**Set problem:** Identify all lines of the data containing the string "days" and copy them.

**Stored records:**
>> START
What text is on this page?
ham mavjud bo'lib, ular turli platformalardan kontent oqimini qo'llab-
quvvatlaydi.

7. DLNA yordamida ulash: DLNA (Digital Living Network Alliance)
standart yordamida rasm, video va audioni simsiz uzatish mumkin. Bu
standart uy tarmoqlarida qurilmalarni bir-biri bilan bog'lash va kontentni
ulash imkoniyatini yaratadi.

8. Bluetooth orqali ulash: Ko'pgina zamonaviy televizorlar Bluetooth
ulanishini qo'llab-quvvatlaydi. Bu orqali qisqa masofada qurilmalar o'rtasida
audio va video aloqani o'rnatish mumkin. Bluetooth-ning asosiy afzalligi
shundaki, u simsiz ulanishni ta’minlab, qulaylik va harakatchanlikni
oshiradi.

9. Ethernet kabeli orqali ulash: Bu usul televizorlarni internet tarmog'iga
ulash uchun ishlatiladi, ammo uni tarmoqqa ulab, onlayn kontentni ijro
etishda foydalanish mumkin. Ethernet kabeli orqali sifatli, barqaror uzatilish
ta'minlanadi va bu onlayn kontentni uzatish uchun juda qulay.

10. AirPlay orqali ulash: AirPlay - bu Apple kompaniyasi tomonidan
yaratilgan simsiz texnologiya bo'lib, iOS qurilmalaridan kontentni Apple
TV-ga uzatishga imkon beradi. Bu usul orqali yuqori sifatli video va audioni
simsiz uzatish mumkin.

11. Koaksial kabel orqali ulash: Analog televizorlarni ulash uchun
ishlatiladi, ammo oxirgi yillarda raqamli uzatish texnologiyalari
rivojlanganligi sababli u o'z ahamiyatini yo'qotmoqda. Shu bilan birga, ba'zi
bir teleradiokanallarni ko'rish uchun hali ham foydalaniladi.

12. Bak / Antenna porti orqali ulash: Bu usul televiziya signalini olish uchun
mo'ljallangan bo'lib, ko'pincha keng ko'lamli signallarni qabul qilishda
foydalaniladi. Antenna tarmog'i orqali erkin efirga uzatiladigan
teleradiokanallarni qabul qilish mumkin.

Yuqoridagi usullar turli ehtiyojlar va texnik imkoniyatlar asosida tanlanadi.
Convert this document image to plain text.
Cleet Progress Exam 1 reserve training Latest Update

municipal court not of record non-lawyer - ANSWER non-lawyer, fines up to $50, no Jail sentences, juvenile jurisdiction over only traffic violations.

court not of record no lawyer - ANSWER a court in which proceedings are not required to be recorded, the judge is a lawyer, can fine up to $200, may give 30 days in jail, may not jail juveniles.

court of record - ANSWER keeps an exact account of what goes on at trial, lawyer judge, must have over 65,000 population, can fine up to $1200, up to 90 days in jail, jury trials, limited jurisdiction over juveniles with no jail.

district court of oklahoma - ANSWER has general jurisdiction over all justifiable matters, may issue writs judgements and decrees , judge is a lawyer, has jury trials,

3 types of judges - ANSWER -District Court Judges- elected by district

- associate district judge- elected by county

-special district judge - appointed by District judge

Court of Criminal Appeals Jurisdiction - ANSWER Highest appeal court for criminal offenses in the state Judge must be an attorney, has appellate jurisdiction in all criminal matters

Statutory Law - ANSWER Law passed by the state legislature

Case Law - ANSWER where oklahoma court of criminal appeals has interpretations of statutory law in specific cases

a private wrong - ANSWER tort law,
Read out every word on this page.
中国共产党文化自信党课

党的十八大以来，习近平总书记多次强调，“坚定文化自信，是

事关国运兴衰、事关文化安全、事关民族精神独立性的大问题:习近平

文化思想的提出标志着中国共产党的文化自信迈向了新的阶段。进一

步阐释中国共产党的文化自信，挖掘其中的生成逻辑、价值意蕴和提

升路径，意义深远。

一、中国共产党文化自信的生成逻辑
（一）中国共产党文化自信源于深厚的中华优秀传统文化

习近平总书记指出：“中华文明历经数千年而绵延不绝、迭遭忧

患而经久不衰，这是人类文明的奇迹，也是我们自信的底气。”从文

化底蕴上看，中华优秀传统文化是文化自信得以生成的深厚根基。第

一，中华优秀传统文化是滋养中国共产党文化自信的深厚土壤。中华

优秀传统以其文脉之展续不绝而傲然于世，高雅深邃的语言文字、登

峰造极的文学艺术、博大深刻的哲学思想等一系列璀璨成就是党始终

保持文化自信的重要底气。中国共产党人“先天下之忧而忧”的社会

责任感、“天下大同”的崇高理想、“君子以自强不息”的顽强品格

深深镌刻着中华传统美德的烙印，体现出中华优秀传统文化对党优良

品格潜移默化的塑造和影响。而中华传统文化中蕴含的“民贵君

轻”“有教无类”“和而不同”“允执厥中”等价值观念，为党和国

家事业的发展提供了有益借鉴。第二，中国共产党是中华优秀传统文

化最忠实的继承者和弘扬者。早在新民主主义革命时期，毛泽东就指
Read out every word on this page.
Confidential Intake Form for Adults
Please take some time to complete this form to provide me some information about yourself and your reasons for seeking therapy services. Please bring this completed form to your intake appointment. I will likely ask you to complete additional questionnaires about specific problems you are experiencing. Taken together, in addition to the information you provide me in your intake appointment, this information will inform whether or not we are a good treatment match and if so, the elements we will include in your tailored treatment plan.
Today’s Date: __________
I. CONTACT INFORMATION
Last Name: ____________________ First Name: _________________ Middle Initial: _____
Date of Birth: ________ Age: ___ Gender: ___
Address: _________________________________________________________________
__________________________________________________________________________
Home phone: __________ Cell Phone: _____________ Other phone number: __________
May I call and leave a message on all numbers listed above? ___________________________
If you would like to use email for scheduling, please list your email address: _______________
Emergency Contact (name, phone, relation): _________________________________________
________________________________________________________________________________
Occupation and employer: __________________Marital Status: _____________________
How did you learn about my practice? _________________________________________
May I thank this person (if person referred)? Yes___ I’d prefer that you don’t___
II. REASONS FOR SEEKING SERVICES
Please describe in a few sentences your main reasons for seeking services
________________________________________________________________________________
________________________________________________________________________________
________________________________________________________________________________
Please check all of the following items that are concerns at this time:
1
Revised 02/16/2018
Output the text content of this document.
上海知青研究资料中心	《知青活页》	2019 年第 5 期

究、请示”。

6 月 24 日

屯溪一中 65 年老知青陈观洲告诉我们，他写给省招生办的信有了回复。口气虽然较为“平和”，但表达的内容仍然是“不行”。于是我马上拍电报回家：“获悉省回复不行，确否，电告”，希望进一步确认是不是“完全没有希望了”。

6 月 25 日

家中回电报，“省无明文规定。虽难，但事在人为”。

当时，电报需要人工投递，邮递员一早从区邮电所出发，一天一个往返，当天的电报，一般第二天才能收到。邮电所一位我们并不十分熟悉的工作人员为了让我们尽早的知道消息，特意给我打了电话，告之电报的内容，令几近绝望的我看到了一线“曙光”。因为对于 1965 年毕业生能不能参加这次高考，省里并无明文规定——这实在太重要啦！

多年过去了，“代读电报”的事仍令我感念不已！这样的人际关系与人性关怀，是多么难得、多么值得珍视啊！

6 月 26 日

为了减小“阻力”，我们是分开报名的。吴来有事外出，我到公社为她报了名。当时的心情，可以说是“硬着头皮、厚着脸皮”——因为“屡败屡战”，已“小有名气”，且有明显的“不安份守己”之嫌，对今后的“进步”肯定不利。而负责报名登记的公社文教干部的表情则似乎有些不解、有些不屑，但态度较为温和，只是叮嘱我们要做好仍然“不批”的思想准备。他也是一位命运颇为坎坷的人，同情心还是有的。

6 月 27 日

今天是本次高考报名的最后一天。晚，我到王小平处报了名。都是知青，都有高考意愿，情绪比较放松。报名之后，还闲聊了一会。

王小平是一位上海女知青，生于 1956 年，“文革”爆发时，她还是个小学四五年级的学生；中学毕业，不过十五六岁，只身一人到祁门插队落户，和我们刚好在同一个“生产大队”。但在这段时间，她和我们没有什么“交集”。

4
>> END
**Finished answer:**
court not of record no lawyer - ANSWER a court in which proceedings are not required to be recorded, the judge is a lawyer, can fine up to $200, may give 30 days in jail, may not jail juveniles.
court of record - ANSWER keeps an exact account of what goes on at trial, lawyer judge, must have over 65,000 population, can fine up to $1200, up to 90 days in jail, jury trials, limited jurisdiction over juveniles with no jail.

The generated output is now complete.